**Set task:**
Each entry below is to be printed verbatim.
* BEGIN *
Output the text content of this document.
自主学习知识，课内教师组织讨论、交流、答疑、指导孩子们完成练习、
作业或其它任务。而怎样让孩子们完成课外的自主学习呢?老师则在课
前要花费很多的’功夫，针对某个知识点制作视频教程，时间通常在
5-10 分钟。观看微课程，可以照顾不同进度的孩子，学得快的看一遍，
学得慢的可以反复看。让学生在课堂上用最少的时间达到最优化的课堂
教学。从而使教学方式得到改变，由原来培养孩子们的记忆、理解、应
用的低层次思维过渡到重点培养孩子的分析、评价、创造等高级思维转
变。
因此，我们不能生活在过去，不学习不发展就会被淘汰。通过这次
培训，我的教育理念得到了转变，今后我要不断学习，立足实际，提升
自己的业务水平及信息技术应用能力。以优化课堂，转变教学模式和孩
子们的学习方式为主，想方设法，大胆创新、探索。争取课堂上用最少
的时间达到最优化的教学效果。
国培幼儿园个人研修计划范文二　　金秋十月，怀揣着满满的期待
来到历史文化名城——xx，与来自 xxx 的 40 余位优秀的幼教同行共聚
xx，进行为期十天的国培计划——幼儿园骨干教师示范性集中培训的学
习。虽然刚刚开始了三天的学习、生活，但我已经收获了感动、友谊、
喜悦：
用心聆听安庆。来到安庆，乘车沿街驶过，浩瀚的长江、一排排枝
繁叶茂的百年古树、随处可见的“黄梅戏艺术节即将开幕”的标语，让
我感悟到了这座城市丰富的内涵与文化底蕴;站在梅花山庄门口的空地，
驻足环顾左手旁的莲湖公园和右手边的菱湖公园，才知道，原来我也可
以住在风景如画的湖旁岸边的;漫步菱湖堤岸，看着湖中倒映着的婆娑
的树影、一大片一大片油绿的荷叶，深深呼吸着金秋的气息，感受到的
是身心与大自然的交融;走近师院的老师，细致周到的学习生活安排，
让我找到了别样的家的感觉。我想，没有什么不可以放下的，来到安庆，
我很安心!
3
* END *
**Reply to the task:**
Output the text content of this document.
自主学习知识，课内教师组织讨论、交流、答疑、指导孩子们完成练习、
作业或其它任务。而怎样让孩子们完成课外的自主学习呢?老师则在课
前要花费很多的’功夫，针对某个知识点制作视频教程，时间通常在
5-10 分钟。观看微课程，可以照顾不同进度的孩子，学得快的看一遍，
学得慢的可以反复看。让学生在课堂上用最少的时间达到最优化的课堂
教学。从而使教学方式得到改变，由原来培养孩子们的记忆、理解、应
用的低层次思维过渡到重点培养孩子的分析、评价、创造等高级思维转
变。
因此，我们不能生活在过去，不学习不发展就会被淘汰。通过这次
培训，我的教育理念得到了转变，今后我要不断学习，立足实际，提升
自己的业务水平及信息技术应用能力。以优化课堂，转变教学模式和孩
子们的学习方式为主，想方设法，大胆创新、探索。争取课堂上用最少
的时间达到最优化的教学效果。
国培幼儿园个人研修计划范文二　　金秋十月，怀揣着满满的期待
来到历史文化名城——xx，与来自 xxx 的 40 余位优秀的幼教同行共聚
xx，进行为期十天的国培计划——幼儿园骨干教师示范性集中培训的学
习。虽然刚刚开始了三天的学习、生活，但我已经收获了感动、友谊、
喜悦：
用心聆听安庆。来到安庆，乘车沿街驶过，浩瀚的长江、一排排枝
繁叶茂的百年古树、随处可见的“黄梅戏艺术节即将开幕”的标语，让
我感悟到了这座城市丰富的内涵与文化底蕴;站在梅花山庄门口的空地，
驻足环顾左手旁的莲湖公园和右手边的菱湖公园，才知道，原来我也可
以住在风景如画的湖旁岸边的;漫步菱湖堤岸，看着湖中倒映着的婆娑
的树影、一大片一大片油绿的荷叶，深深呼吸着金秋的气息，感受到的
是身心与大自然的交融;走近师院的老师，细致周到的学习生活安排，
让我找到了别样的家的感觉。我想，没有什么不可以放下的，来到安庆，
我很安心!
3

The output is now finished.